# PROBLEM STATEMENT:
Of all the lines in the material, how many contain the word "title"? State the number alone.

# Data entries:
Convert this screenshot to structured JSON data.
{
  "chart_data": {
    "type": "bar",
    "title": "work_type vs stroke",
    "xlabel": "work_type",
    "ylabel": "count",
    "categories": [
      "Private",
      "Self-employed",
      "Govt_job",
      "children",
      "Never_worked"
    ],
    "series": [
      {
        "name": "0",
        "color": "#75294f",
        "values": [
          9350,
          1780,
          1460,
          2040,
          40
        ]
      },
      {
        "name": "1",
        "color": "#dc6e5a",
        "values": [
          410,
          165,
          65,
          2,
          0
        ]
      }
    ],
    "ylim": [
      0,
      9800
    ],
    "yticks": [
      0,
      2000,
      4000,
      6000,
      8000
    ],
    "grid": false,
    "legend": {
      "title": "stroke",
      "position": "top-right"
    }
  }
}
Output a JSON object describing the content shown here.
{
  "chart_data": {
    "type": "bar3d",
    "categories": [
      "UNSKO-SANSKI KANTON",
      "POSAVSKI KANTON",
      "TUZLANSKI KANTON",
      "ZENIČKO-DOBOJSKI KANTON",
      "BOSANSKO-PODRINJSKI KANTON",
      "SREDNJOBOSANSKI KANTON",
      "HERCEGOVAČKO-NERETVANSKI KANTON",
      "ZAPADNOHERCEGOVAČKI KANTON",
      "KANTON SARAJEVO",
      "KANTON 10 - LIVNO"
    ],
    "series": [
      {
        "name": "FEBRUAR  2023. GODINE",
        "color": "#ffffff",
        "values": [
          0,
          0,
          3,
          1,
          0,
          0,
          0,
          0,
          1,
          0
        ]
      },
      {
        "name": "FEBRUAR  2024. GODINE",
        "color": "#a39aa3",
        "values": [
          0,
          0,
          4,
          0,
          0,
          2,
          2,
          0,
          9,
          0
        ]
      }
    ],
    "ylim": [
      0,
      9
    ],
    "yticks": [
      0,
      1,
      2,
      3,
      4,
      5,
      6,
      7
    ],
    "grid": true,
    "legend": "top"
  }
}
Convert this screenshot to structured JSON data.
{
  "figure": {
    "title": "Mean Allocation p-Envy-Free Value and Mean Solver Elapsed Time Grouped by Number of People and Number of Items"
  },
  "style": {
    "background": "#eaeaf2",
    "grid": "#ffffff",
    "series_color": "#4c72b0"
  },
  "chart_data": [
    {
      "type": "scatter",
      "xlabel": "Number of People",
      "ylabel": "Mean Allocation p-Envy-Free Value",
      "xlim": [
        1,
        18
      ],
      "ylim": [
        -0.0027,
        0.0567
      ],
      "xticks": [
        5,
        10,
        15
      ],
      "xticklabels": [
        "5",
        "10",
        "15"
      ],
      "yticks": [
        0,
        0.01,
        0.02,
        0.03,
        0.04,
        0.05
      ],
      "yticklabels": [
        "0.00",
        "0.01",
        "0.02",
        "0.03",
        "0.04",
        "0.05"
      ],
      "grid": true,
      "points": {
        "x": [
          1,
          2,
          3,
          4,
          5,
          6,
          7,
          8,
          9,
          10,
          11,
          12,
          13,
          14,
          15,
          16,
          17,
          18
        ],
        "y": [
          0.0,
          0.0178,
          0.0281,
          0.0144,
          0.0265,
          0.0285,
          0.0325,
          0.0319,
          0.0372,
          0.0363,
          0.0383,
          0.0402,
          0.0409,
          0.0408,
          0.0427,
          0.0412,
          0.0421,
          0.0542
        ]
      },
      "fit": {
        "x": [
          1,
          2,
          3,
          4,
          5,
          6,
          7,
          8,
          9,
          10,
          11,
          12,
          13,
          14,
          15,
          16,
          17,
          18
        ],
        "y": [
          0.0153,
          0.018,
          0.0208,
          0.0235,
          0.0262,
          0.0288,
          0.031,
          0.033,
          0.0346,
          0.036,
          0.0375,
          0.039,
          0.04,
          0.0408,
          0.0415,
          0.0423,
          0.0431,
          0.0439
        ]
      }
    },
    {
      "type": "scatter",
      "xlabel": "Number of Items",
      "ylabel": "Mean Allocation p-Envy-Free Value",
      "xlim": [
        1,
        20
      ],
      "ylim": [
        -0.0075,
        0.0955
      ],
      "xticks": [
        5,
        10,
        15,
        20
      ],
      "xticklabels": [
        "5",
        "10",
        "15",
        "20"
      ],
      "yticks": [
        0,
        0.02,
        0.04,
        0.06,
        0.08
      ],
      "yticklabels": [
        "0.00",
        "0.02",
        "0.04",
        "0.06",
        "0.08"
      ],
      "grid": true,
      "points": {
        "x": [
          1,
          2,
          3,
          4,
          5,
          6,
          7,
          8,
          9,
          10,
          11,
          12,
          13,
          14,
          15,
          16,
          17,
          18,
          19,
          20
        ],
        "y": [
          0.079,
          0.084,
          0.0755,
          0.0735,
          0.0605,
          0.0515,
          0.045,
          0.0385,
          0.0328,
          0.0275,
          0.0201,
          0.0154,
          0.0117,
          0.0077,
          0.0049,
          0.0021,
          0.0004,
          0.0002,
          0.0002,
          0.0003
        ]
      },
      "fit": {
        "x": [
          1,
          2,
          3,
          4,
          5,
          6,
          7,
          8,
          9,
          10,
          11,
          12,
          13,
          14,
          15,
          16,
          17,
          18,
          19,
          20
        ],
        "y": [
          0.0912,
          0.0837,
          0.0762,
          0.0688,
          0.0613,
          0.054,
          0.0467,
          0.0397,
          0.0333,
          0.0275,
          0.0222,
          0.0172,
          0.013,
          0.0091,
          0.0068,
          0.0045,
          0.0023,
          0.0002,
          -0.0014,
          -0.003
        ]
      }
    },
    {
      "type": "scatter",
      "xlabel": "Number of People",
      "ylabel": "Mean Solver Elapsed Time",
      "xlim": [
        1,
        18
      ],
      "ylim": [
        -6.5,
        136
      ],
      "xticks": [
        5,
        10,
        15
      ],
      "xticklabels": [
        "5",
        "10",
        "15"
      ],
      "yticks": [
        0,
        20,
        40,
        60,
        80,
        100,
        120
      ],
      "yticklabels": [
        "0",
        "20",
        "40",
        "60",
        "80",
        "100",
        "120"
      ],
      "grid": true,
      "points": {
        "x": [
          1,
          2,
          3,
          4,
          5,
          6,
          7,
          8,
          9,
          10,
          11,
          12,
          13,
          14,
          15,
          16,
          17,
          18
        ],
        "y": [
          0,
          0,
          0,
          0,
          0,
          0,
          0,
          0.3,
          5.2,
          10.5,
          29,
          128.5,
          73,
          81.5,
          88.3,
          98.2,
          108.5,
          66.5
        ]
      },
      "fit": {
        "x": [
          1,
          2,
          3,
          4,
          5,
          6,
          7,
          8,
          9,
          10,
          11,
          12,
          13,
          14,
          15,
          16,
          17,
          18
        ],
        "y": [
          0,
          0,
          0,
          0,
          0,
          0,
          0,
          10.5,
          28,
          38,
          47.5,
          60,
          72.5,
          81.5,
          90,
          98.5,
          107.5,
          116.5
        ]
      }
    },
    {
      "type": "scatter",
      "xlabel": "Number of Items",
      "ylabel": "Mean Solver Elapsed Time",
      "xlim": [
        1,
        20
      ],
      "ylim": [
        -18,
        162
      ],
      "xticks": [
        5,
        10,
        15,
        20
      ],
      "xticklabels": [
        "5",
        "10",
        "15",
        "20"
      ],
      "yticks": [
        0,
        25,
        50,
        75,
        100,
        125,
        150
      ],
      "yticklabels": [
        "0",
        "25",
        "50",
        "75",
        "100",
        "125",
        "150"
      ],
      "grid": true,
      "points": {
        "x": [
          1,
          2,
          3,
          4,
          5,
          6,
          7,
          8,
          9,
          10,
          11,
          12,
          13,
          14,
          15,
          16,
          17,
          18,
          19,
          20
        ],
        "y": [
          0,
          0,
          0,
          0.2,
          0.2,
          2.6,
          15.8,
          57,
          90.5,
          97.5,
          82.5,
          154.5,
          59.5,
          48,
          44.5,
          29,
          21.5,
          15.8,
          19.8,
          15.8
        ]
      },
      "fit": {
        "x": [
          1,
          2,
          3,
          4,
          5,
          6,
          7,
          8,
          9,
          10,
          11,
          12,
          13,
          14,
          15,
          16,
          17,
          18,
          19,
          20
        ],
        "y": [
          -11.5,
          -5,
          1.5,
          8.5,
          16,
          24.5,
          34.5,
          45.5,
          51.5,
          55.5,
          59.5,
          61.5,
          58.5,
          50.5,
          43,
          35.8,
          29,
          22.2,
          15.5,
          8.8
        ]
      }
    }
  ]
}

# THE RESPONSE:
3